## BEGIN Data provided
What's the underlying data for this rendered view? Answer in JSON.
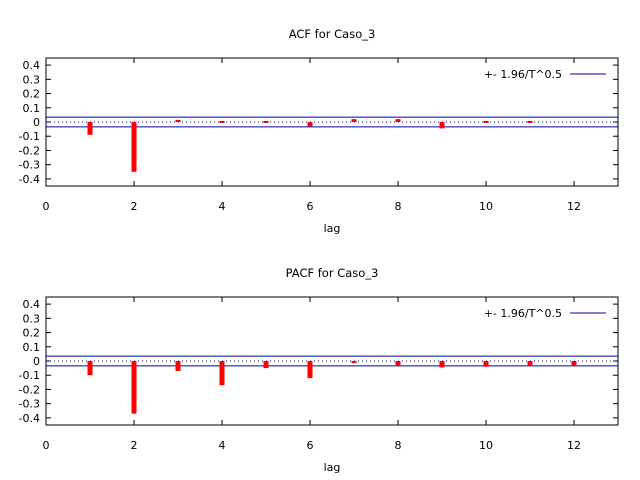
{
  "chart_data": [
    {
      "type": "bar",
      "title": "ACF for Caso_3",
      "xlabel": "lag",
      "ylabel": "",
      "xlim": [
        0,
        13
      ],
      "ylim": [
        -0.45,
        0.45
      ],
      "xticks": [
        "0",
        "2",
        "4",
        "6",
        "8",
        "10",
        "12"
      ],
      "yticks": [
        "0.4",
        "0.3",
        "0.2",
        "0.1",
        "0",
        "-0.1",
        "-0.2",
        "-0.3",
        "-0.4"
      ],
      "lags": [
        1,
        2,
        3,
        4,
        5,
        6,
        7,
        8,
        9,
        10,
        11
      ],
      "values": [
        -0.09,
        -0.35,
        0.015,
        -0.007,
        0.006,
        -0.03,
        0.02,
        0.02,
        -0.045,
        -0.007,
        0.006
      ],
      "band": 0.034,
      "band_label": "+- 1.96/T^0.5",
      "legend_position": "top-right",
      "grid": false,
      "colors": {
        "bars": "#ff0000",
        "band": "#0000a0",
        "zero": "#0000a0"
      }
    },
    {
      "type": "bar",
      "title": "PACF for Caso_3",
      "xlabel": "lag",
      "ylabel": "",
      "xlim": [
        0,
        13
      ],
      "ylim": [
        -0.45,
        0.45
      ],
      "xticks": [
        "0",
        "2",
        "4",
        "6",
        "8",
        "10",
        "12"
      ],
      "yticks": [
        "0.4",
        "0.3",
        "0.2",
        "0.1",
        "0",
        "-0.1",
        "-0.2",
        "-0.3",
        "-0.4"
      ],
      "lags": [
        1,
        2,
        3,
        4,
        5,
        6,
        7,
        8,
        9,
        10,
        11,
        12
      ],
      "values": [
        -0.1,
        -0.37,
        -0.07,
        -0.17,
        -0.05,
        -0.12,
        -0.015,
        -0.035,
        -0.045,
        -0.04,
        -0.035,
        -0.03
      ],
      "band": 0.034,
      "band_label": "+- 1.96/T^0.5",
      "legend_position": "top-right",
      "grid": false,
      "colors": {
        "bars": "#ff0000",
        "band": "#0000a0",
        "zero": "#0000a0"
      }
    }
  ]
}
## END Data provided
Leave the images out, please, and restate each line word for word.

Solution:
What's the underlying data for this rendered view? Answer in JSON.
{
  "chart_data": [
    {
      "type": "bar",
      "title": "ACF for Caso_3",
      "xlabel": "lag",
      "ylabel": "",
      "xlim": [
        0,
        13
      ],
      "ylim": [
        -0.45,
        0.45
      ],
      "xticks": [
        "0",
        "2",
        "4",
        "6",
        "8",
        "10",
        "12"
      ],
      "yticks": [
        "0.4",
        "0.3",
        "0.2",
        "0.1",
        "0",
        "-0.1",
        "-0.2",
        "-0.3",
        "-0.4"
      ],
      "lags": [
        1,
        2,
        3,
        4,
        5,
        6,
        7,
        8,
        9,
        10,
        11
      ],
      "values": [
        -0.09,
        -0.35,
        0.015,
        -0.007,
        0.006,
        -0.03,
        0.02,
        0.02,
        -0.045,
        -0.007,
        0.006
      ],
      "band": 0.034,
      "band_label": "+- 1.96/T^0.5",
      "legend_position": "top-right",
      "grid": false,
      "colors": {
        "bars": "#ff0000",
        "band": "#0000a0",
        "zero": "#0000a0"
      }
    },
    {
      "type": "bar",
      "title": "PACF for Caso_3",
      "xlabel": "lag",
      "ylabel": "",
      "xlim": [
        0,
        13
      ],
      "ylim": [
        -0.45,
        0.45
      ],
      "xticks": [
        "0",
        "2",
        "4",
        "6",
        "8",
        "10",
        "12"
      ],
      "yticks": [
        "0.4",
        "0.3",
        "0.2",
        "0.1",
        "0",
        "-0.1",
        "-0.2",
        "-0.3",
        "-0.4"
      ],
      "lags": [
        1,
        2,
        3,
        4,
        5,
        6,
        7,
        8,
        9,
        10,
        11,
        12
      ],
      "values": [
        -0.1,
        -0.37,
        -0.07,
        -0.17,
        -0.05,
        -0.12,
        -0.015,
        -0.035,
        -0.045,
        -0.04,
        -0.035,
        -0.03
      ],
      "band": 0.034,
      "band_label": "+- 1.96/T^0.5",
      "legend_position": "top-right",
      "grid": false,
      "colors": {
        "bars": "#ff0000",
        "band": "#0000a0",
        "zero": "#0000a0"
      }
    }
  ]
}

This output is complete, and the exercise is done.